Stored data:
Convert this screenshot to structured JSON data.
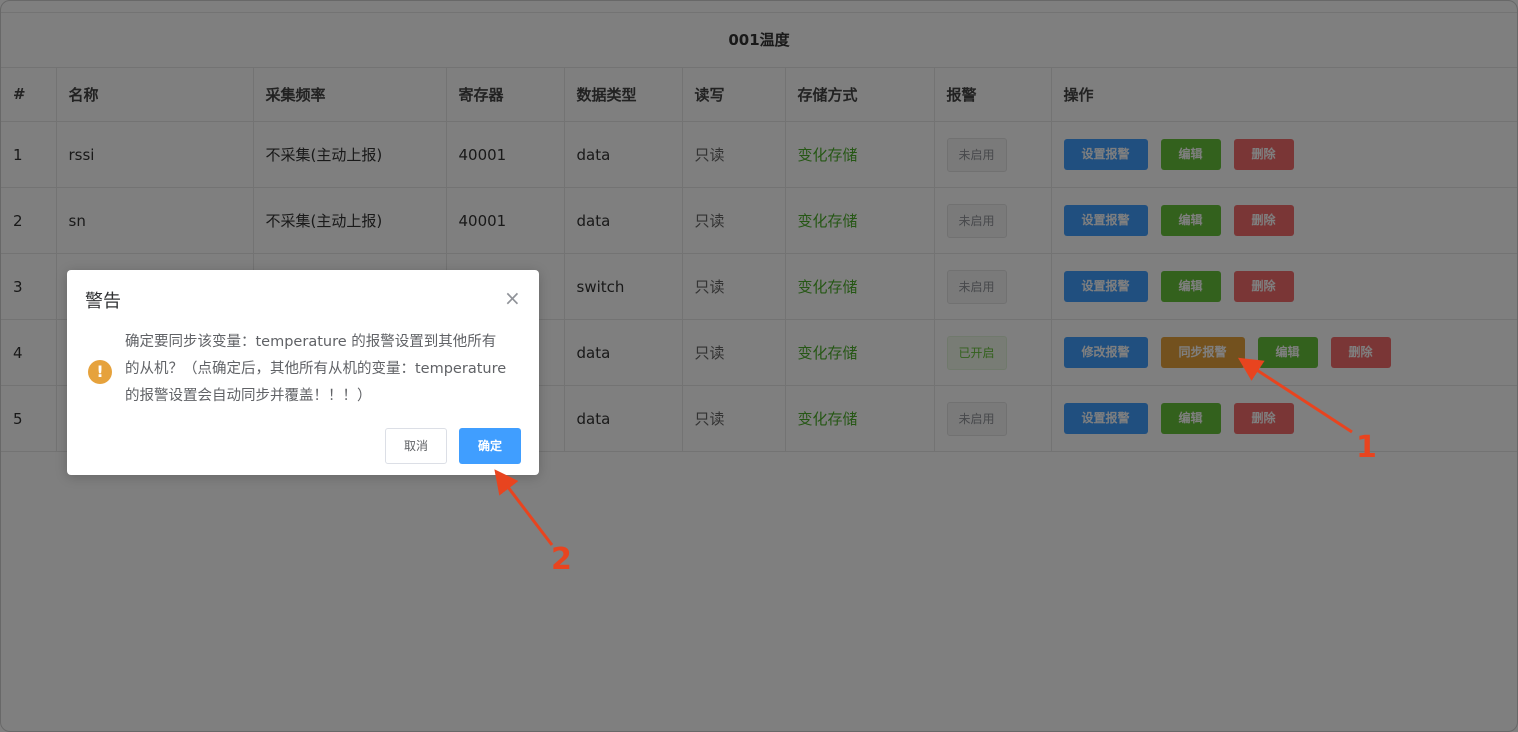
{
  "table": {
    "title": "001温度",
    "headers": [
      "#",
      "名称",
      "采集频率",
      "寄存器",
      "数据类型",
      "读写",
      "存储方式",
      "报警",
      "操作"
    ],
    "rows": [
      {
        "index": "1",
        "name": "rssi",
        "frequency": "不采集(主动上报)",
        "register": "40001",
        "data_type": "data",
        "rw": "只读",
        "storage": "变化存储",
        "alarm": "未启用"
      },
      {
        "index": "2",
        "name": "sn",
        "frequency": "不采集(主动上报)",
        "register": "40001",
        "data_type": "data",
        "rw": "只读",
        "storage": "变化存储",
        "alarm": "未启用"
      },
      {
        "index": "3",
        "name": "",
        "frequency": "",
        "register": "",
        "data_type": "switch",
        "rw": "只读",
        "storage": "变化存储",
        "alarm": "未启用"
      },
      {
        "index": "4",
        "name": "",
        "frequency": "",
        "register": "",
        "data_type": "data",
        "rw": "只读",
        "storage": "变化存储",
        "alarm": "已开启"
      },
      {
        "index": "5",
        "name": "",
        "frequency": "",
        "register": "",
        "data_type": "data",
        "rw": "只读",
        "storage": "变化存储",
        "alarm": "未启用"
      }
    ],
    "actions": {
      "set_alarm": "设置报警",
      "modify_alarm": "修改报警",
      "sync_alarm": "同步报警",
      "edit": "编辑",
      "delete": "删除"
    }
  },
  "dialog": {
    "title": "警告",
    "close": "×",
    "icon": "warning-icon",
    "message": "确定要同步该变量：temperature 的报警设置到其他所有的从机？（点确定后，其他所有从机的变量：temperature 的报警设置会自动同步并覆盖！！！）",
    "cancel_label": "取消",
    "confirm_label": "确定"
  },
  "annotations": {
    "marker_1": "1",
    "marker_2": "2",
    "color": "#e8441f"
  }
}
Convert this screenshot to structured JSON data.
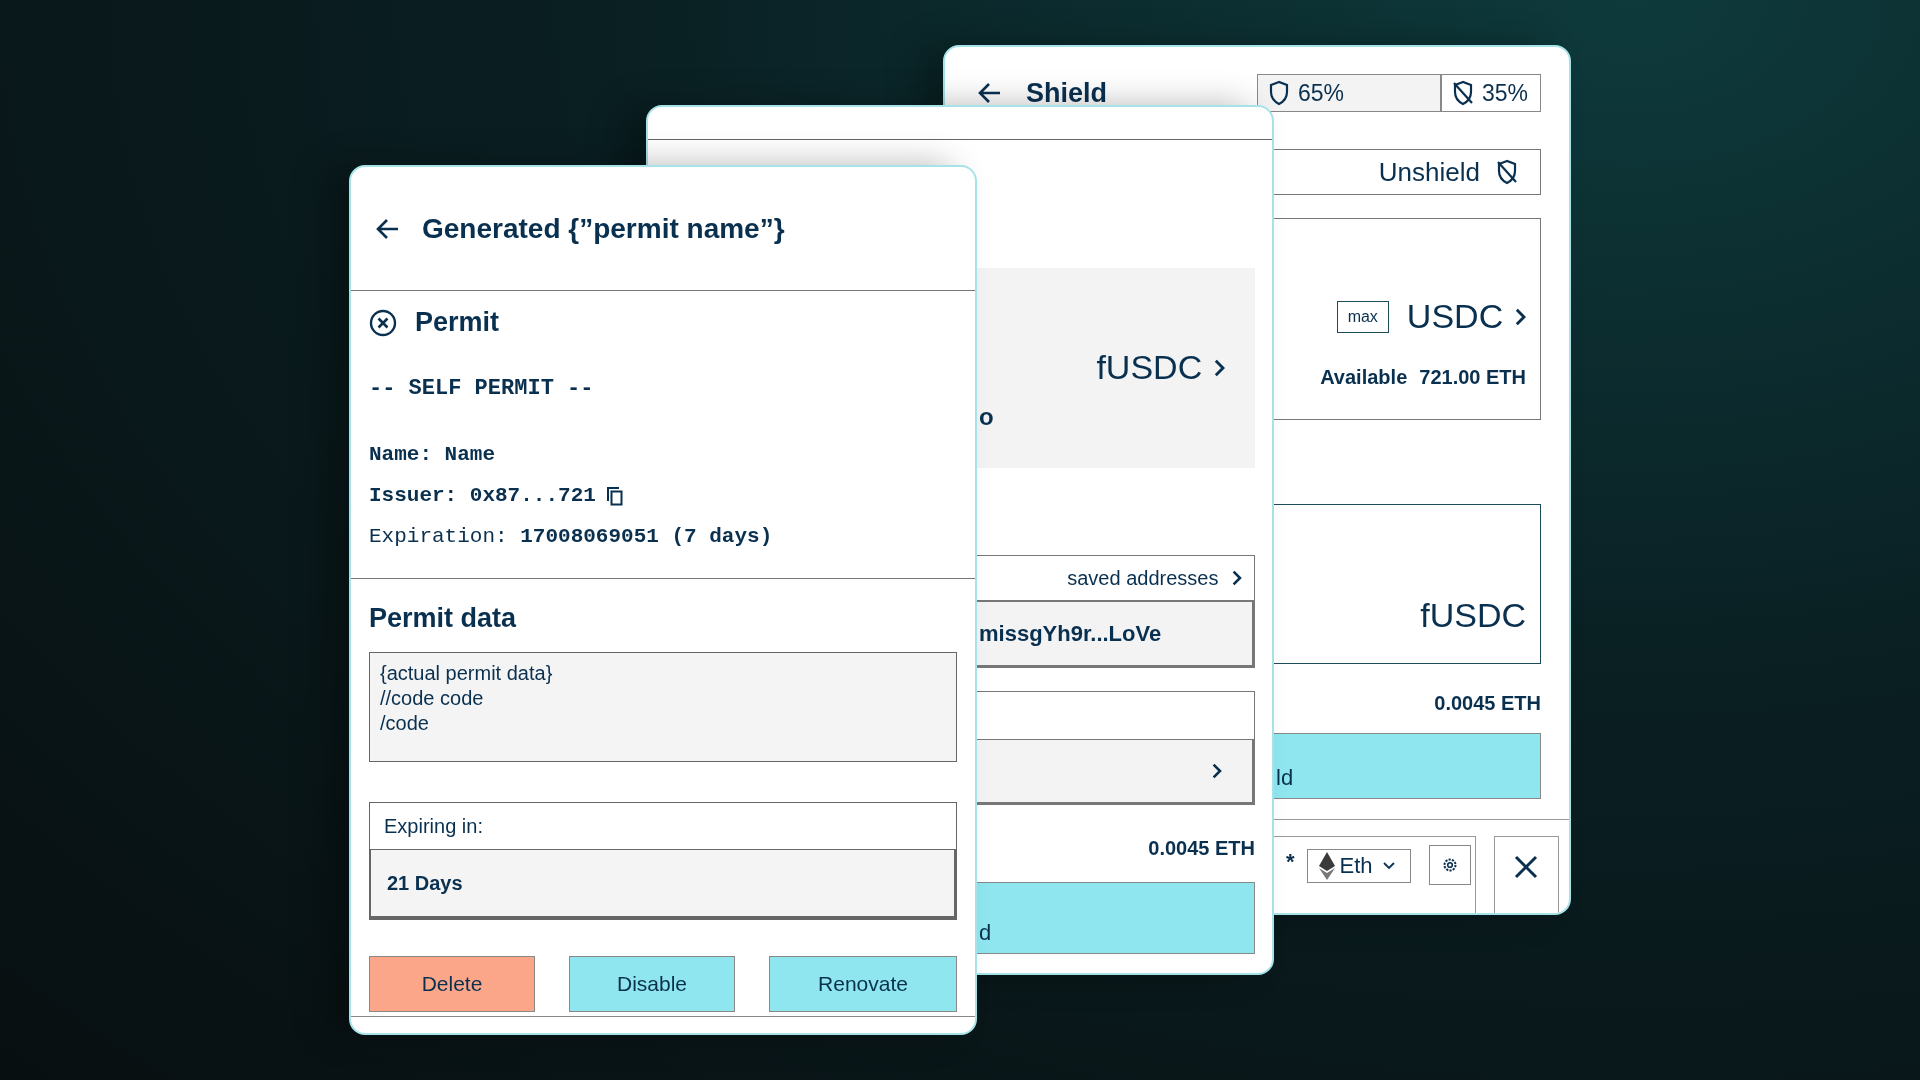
{
  "shield_card": {
    "title": "Shield",
    "shares": [
      {
        "label": "65%",
        "kind": "shielded"
      },
      {
        "label": "35%",
        "kind": "unshielded"
      }
    ],
    "mode_button": "Unshield",
    "max_button": "max",
    "token": "USDC",
    "available_label": "Available",
    "available_value": "721.00 ETH",
    "target_token": "fUSDC",
    "fee": "0.0045 ETH",
    "action_fragment": "ld",
    "asterisk": "*",
    "network": "Eth"
  },
  "send_card": {
    "token": "fUSDC",
    "amount_fragment": "o",
    "saved_addresses": "saved addresses",
    "address": "missgYh9r...LoVe",
    "fee": "0.0045 ETH",
    "action_fragment": "d"
  },
  "permit_card": {
    "title": "Generated {”permit name”}",
    "section_title": "Permit",
    "permit_type": "-- SELF PERMIT --",
    "details": [
      {
        "text": "Name: Name",
        "kind": "bold",
        "copyable": false
      },
      {
        "text": "Issuer: 0x87...721",
        "kind": "bold",
        "copyable": true
      },
      {
        "text": "Expiration: **17008069051 (7 days)**",
        "kind": "plain",
        "copyable": false
      }
    ],
    "data_title": "Permit data",
    "code_lines": [
      "{actual permit data}",
      "//code code",
      "/code"
    ],
    "expiring_label": "Expiring in:",
    "expiring_value": "21 Days",
    "buttons": [
      {
        "label": "Delete",
        "kind": "danger"
      },
      {
        "label": "Disable",
        "kind": "primary"
      },
      {
        "label": "Renovate",
        "kind": "primary"
      }
    ]
  }
}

*Your goal*. Transcribe the whole listing, character for character, but not its images.

*Completed exercise*.
Convert this screenshot to structured JSON data.
{
  "table": {
    "title": "001温度",
    "headers": [
      "#",
      "名称",
      "采集频率",
      "寄存器",
      "数据类型",
      "读写",
      "存储方式",
      "报警",
      "操作"
    ],
    "rows": [
      {
        "index": "1",
        "name": "rssi",
        "frequency": "不采集(主动上报)",
        "register": "40001",
        "data_type": "data",
        "rw": "只读",
        "storage": "变化存储",
        "alarm": "未启用"
      },
      {
        "index": "2",
        "name": "sn",
        "frequency": "不采集(主动上报)",
        "register": "40001",
        "data_type": "data",
        "rw": "只读",
        "storage": "变化存储",
        "alarm": "未启用"
      },
      {
        "index": "3",
        "name": "",
        "frequency": "",
        "register": "",
        "data_type": "switch",
        "rw": "只读",
        "storage": "变化存储",
        "alarm": "未启用"
      },
      {
        "index": "4",
        "name": "",
        "frequency": "",
        "register": "",
        "data_type": "data",
        "rw": "只读",
        "storage": "变化存储",
        "alarm": "已开启"
      },
      {
        "index": "5",
        "name": "",
        "frequency": "",
        "register": "",
        "data_type": "data",
        "rw": "只读",
        "storage": "变化存储",
        "alarm": "未启用"
      }
    ],
    "actions": {
      "set_alarm": "设置报警",
      "modify_alarm": "修改报警",
      "sync_alarm": "同步报警",
      "edit": "编辑",
      "delete": "删除"
    }
  },
  "dialog": {
    "title": "警告",
    "close": "×",
    "icon": "warning-icon",
    "message": "确定要同步该变量：temperature 的报警设置到其他所有的从机？（点确定后，其他所有从机的变量：temperature 的报警设置会自动同步并覆盖！！！）",
    "cancel_label": "取消",
    "confirm_label": "确定"
  },
  "annotations": {
    "marker_1": "1",
    "marker_2": "2",
    "color": "#e8441f"
  }
}
Convert this screenshot to structured JSON data.
{
  "shield_card": {
    "title": "Shield",
    "shares": [
      {
        "label": "65%",
        "kind": "shielded"
      },
      {
        "label": "35%",
        "kind": "unshielded"
      }
    ],
    "mode_button": "Unshield",
    "max_button": "max",
    "token": "USDC",
    "available_label": "Available",
    "available_value": "721.00 ETH",
    "target_token": "fUSDC",
    "fee": "0.0045 ETH",
    "action_fragment": "ld",
    "asterisk": "*",
    "network": "Eth"
  },
  "send_card": {
    "token": "fUSDC",
    "amount_fragment": "o",
    "saved_addresses": "saved addresses",
    "address": "missgYh9r...LoVe",
    "fee": "0.0045 ETH",
    "action_fragment": "d"
  },
  "permit_card": {
    "title": "Generated {”permit name”}",
    "section_title": "Permit",
    "permit_type": "-- SELF PERMIT --",
    "details": [
      {
        "text": "Name: Name",
        "kind": "bold",
        "copyable": false
      },
      {
        "text": "Issuer: 0x87...721",
        "kind": "bold",
        "copyable": true
      },
      {
        "text": "Expiration: **17008069051 (7 days)**",
        "kind": "plain",
        "copyable": false
      }
    ],
    "data_title": "Permit data",
    "code_lines": [
      "{actual permit data}",
      "//code code",
      "/code"
    ],
    "expiring_label": "Expiring in:",
    "expiring_value": "21 Days",
    "buttons": [
      {
        "label": "Delete",
        "kind": "danger"
      },
      {
        "label": "Disable",
        "kind": "primary"
      },
      {
        "label": "Renovate",
        "kind": "primary"
      }
    ]
  }
}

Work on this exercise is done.